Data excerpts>
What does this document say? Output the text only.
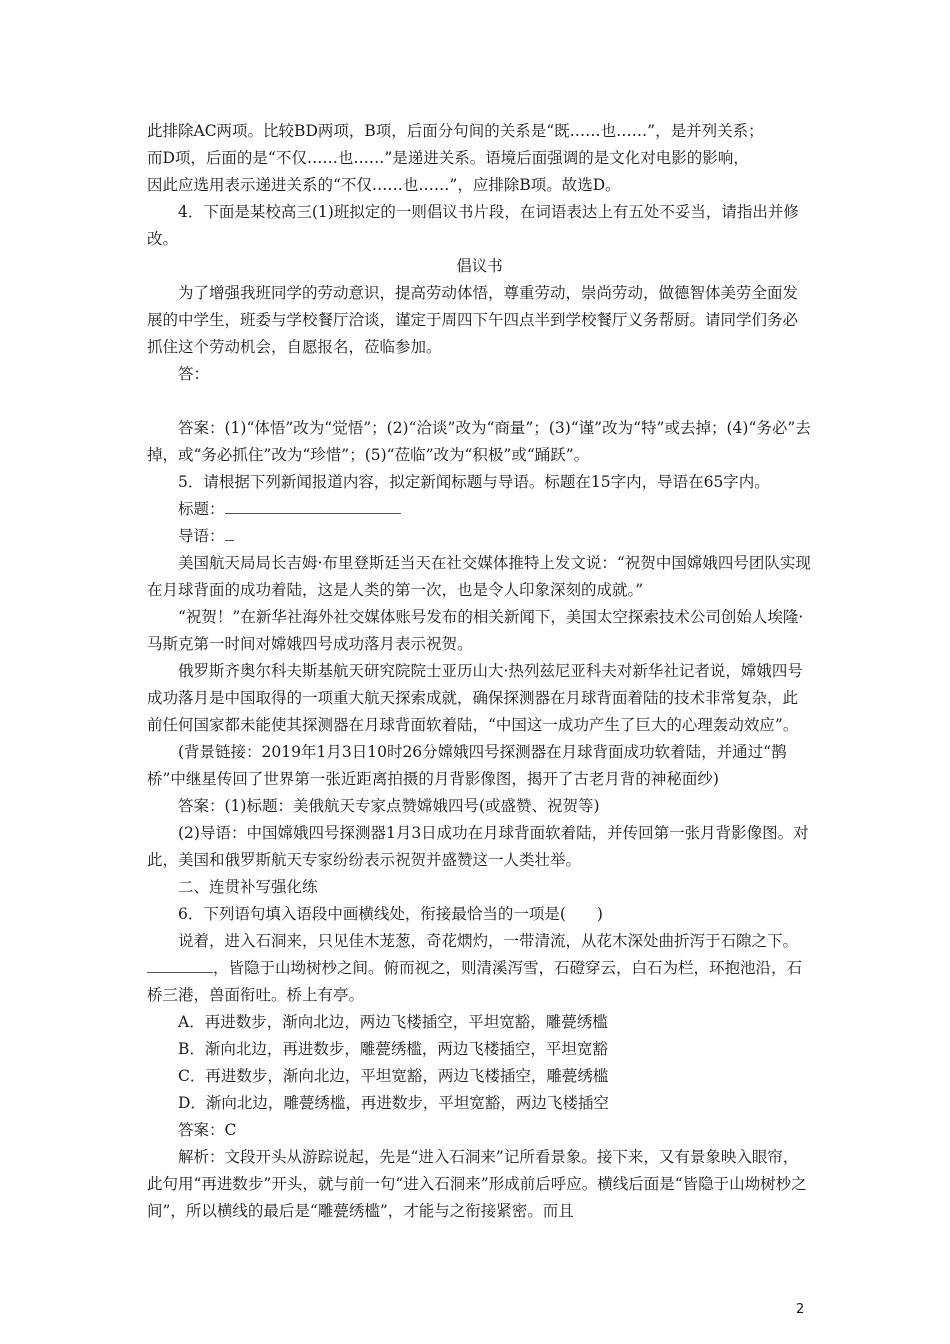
此排除AC两项。比较BD两项，B项，后面分句间的关系是“既……也……”，是并列关系；

而D项，后面的是“不仅……也……”是递进关系。语境后面强调的是文化对电影的影响，

因此应选用表示递进关系的“不仅……也……”，应排除B项。故选D。

4．下面是某校高三(1)班拟定的一则倡议书片段，在词语表达上有五处不妥当，请指出并修改。

倡议书

为了增强我班同学的劳动意识，提高劳动体悟，尊重劳动，崇尚劳动，做德智体美劳全面发展的中学生，班委与学校餐厅洽谈，谨定于周四下午四点半到学校餐厅义务帮厨。请同学们务必抓住这个劳动机会，自愿报名，莅临参加。

答：

答案：(1)“体悟”改为“觉悟”；(2)“洽谈”改为“商量”；(3)“谨”改为“特”或去掉；(4)“务必”去掉，或“务必抓住”改为“珍惜”；(5)“莅临”改为“积极”或“踊跃”。

5．请根据下列新闻报道内容，拟定新闻标题与导语。标题在15字内，导语在65字内。

标题：

导语：

美国航天局局长吉姆·布里登斯廷当天在社交媒体推特上发文说：“祝贺中国嫦娥四号团队实现在月球背面的成功着陆，这是人类的第一次，也是令人印象深刻的成就。”

“祝贺！”在新华社海外社交媒体账号发布的相关新闻下，美国太空探索技术公司创始人埃隆·马斯克第一时间对嫦娥四号成功落月表示祝贺。

俄罗斯齐奥尔科夫斯基航天研究院院士亚历山大·热列兹尼亚科夫对新华社记者说，嫦娥四号成功落月是中国取得的一项重大航天探索成就，确保探测器在月球背面着陆的技术非常复杂，此前任何国家都未能使其探测器在月球背面软着陆，“中国这一成功产生了巨大的心理轰动效应”。

(背景链接：2019年1月3日10时26分嫦娥四号探测器在月球背面成功软着陆，并通过“鹊桥”中继星传回了世界第一张近距离拍摄的月背影像图，揭开了古老月背的神秘面纱)

答案：(1)标题：美俄航天专家点赞嫦娥四号(或盛赞、祝贺等)

(2)导语：中国嫦娥四号探测器1月3日成功在月球背面软着陆，并传回第一张月背影像图。对此，美国和俄罗斯航天专家纷纷表示祝贺并盛赞这一人类壮举。

二、连贯补写强化练

6．下列语句填入语段中画横线处，衔接最恰当的一项是(　　)

说着，进入石洞来，只见佳木茏葱，奇花熌灼，一带清流，从花木深处曲折泻于石隙之下。，皆隐于山坳树杪之间。俯而视之，则清溪泻雪，石磴穿云，白石为栏，环抱池沿，石桥三港，兽面衔吐。桥上有亭。

A．再进数步，渐向北边，两边飞楼插空，平坦宽豁，雕甍绣槛

B．渐向北边，再进数步，雕甍绣槛，两边飞楼插空，平坦宽豁

C．再进数步，渐向北边，平坦宽豁，两边飞楼插空，雕甍绣槛

D．渐向北边，雕甍绣槛，再进数步，平坦宽豁，两边飞楼插空

答案：C

解析：文段开头从游踪说起，先是“进入石洞来”记所看景象。接下来，又有景象映入眼帘，此句用“再进数步”开头，就与前一句“进入石洞来”形成前后呼应。横线后面是“皆隐于山坳树杪之间”，所以横线的最后是“雕甍绣槛”，才能与之衔接紧密。而且

2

The request>
Above are the records; reproduce them exactly and leave out the pictures.

Exercise solution>
What does this document say? Output the text only.
此排除AC两项。比较BD两项，B项，后面分句间的关系是“既……也……”，是并列关系；

而D项，后面的是“不仅……也……”是递进关系。语境后面强调的是文化对电影的影响，

因此应选用表示递进关系的“不仅……也……”，应排除B项。故选D。

4．下面是某校高三(1)班拟定的一则倡议书片段，在词语表达上有五处不妥当，请指出并修改。

倡议书

为了增强我班同学的劳动意识，提高劳动体悟，尊重劳动，崇尚劳动，做德智体美劳全面发展的中学生，班委与学校餐厅洽谈，谨定于周四下午四点半到学校餐厅义务帮厨。请同学们务必抓住这个劳动机会，自愿报名，莅临参加。

答：

答案：(1)“体悟”改为“觉悟”；(2)“洽谈”改为“商量”；(3)“谨”改为“特”或去掉；(4)“务必”去掉，或“务必抓住”改为“珍惜”；(5)“莅临”改为“积极”或“踊跃”。

5．请根据下列新闻报道内容，拟定新闻标题与导语。标题在15字内，导语在65字内。

标题：

导语：

美国航天局局长吉姆·布里登斯廷当天在社交媒体推特上发文说：“祝贺中国嫦娥四号团队实现在月球背面的成功着陆，这是人类的第一次，也是令人印象深刻的成就。”

“祝贺！”在新华社海外社交媒体账号发布的相关新闻下，美国太空探索技术公司创始人埃隆·马斯克第一时间对嫦娥四号成功落月表示祝贺。

俄罗斯齐奥尔科夫斯基航天研究院院士亚历山大·热列兹尼亚科夫对新华社记者说，嫦娥四号成功落月是中国取得的一项重大航天探索成就，确保探测器在月球背面着陆的技术非常复杂，此前任何国家都未能使其探测器在月球背面软着陆，“中国这一成功产生了巨大的心理轰动效应”。

(背景链接：2019年1月3日10时26分嫦娥四号探测器在月球背面成功软着陆，并通过“鹊桥”中继星传回了世界第一张近距离拍摄的月背影像图，揭开了古老月背的神秘面纱)

答案：(1)标题：美俄航天专家点赞嫦娥四号(或盛赞、祝贺等)

(2)导语：中国嫦娥四号探测器1月3日成功在月球背面软着陆，并传回第一张月背影像图。对此，美国和俄罗斯航天专家纷纷表示祝贺并盛赞这一人类壮举。

二、连贯补写强化练

6．下列语句填入语段中画横线处，衔接最恰当的一项是(　　)

说着，进入石洞来，只见佳木茏葱，奇花熌灼，一带清流，从花木深处曲折泻于石隙之下。，皆隐于山坳树杪之间。俯而视之，则清溪泻雪，石磴穿云，白石为栏，环抱池沿，石桥三港，兽面衔吐。桥上有亭。

A．再进数步，渐向北边，两边飞楼插空，平坦宽豁，雕甍绣槛

B．渐向北边，再进数步，雕甍绣槛，两边飞楼插空，平坦宽豁

C．再进数步，渐向北边，平坦宽豁，两边飞楼插空，雕甍绣槛

D．渐向北边，雕甍绣槛，再进数步，平坦宽豁，两边飞楼插空

答案：C

解析：文段开头从游踪说起，先是“进入石洞来”记所看景象。接下来，又有景象映入眼帘，此句用“再进数步”开头，就与前一句“进入石洞来”形成前后呼应。横线后面是“皆隐于山坳树杪之间”，所以横线的最后是“雕甍绣槛”，才能与之衔接紧密。而且

2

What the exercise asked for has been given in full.